_The request_
Lines before the one containing "What text is on this page?" are excluded; reproduce that line and all lines after it in the entries below, exactly.

_Input data_

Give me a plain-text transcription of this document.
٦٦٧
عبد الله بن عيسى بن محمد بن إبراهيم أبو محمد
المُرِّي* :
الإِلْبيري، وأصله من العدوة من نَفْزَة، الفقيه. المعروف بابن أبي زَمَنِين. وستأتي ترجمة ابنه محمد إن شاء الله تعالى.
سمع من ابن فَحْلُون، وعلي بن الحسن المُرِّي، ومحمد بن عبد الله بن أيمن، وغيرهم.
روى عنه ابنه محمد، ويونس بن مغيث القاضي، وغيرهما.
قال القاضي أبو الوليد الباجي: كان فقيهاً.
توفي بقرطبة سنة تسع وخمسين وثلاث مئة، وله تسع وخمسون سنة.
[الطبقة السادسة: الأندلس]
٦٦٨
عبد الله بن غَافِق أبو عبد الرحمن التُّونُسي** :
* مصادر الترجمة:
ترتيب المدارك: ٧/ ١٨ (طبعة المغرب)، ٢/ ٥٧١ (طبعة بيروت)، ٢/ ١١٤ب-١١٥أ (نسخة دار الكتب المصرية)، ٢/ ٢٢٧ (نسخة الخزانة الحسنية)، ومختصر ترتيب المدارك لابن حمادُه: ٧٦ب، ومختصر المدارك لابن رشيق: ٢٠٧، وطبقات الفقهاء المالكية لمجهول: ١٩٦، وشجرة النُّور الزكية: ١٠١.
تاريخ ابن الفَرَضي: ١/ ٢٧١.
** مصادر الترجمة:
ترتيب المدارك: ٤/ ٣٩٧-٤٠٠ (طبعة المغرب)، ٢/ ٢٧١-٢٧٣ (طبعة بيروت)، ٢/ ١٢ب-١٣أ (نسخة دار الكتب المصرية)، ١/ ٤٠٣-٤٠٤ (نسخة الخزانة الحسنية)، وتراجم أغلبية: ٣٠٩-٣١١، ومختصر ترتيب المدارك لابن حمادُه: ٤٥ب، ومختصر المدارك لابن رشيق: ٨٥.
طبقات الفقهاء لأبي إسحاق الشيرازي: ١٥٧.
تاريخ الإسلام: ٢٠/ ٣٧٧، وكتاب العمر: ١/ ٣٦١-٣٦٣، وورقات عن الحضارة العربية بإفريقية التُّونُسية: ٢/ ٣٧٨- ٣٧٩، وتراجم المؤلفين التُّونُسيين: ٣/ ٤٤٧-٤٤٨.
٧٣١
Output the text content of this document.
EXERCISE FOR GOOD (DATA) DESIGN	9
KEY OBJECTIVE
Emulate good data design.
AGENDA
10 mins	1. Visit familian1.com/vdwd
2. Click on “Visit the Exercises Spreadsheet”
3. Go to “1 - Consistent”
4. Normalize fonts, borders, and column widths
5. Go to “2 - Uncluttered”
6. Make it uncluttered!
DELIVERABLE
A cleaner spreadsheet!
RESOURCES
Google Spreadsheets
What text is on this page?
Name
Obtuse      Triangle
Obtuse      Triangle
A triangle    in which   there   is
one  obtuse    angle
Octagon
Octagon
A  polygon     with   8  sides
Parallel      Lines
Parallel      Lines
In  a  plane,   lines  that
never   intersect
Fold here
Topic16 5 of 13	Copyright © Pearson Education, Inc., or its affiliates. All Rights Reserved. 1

_Reply_
What text is on this page?
Name
Obtuse      Triangle
Obtuse      Triangle
A triangle    in which   there   is
one  obtuse    angle
Octagon
Octagon
A  polygon     with   8  sides
Parallel      Lines
Parallel      Lines
In  a  plane,   lines  that
never   intersect
Fold here
Topic16 5 of 13	Copyright © Pearson Education, Inc., or its affiliates. All Rights Reserved. 1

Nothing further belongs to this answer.